= WHAT YOU NEED TO DO =
Pick out every line with the word "pueda" and copy it.

Collected data:
################

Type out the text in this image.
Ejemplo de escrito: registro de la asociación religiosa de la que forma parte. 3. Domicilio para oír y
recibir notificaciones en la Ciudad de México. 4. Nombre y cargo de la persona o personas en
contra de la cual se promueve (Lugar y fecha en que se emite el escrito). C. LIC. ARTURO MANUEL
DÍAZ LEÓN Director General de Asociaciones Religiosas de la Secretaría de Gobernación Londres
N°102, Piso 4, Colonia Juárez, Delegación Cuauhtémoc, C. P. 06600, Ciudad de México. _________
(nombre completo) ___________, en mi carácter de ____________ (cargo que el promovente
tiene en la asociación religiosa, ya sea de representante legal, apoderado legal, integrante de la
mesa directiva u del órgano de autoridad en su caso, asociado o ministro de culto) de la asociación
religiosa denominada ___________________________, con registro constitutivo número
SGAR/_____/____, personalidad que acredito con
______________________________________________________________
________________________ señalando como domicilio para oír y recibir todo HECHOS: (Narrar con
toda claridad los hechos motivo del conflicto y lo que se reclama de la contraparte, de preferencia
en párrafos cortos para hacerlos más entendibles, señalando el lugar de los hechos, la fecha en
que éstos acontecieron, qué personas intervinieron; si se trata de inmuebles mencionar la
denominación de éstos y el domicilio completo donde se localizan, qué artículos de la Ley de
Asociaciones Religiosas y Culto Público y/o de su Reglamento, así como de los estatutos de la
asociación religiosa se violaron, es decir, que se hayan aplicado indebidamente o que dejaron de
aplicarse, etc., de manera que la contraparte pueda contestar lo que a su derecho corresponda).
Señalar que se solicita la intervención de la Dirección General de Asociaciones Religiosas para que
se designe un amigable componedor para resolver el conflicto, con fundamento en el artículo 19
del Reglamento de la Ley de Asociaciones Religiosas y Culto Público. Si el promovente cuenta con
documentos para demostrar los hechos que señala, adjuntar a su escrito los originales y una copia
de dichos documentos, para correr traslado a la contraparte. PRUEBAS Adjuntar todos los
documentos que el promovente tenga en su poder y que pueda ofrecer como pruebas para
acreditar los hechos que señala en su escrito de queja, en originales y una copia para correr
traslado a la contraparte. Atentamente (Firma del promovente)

################

= COMPLETE ANSWER =
aplicarse, etc., de manera que la contraparte pueda contestar lo que a su derecho corresponda).
documentos que el promovente tenga en su poder y que pueda ofrecer como pruebas para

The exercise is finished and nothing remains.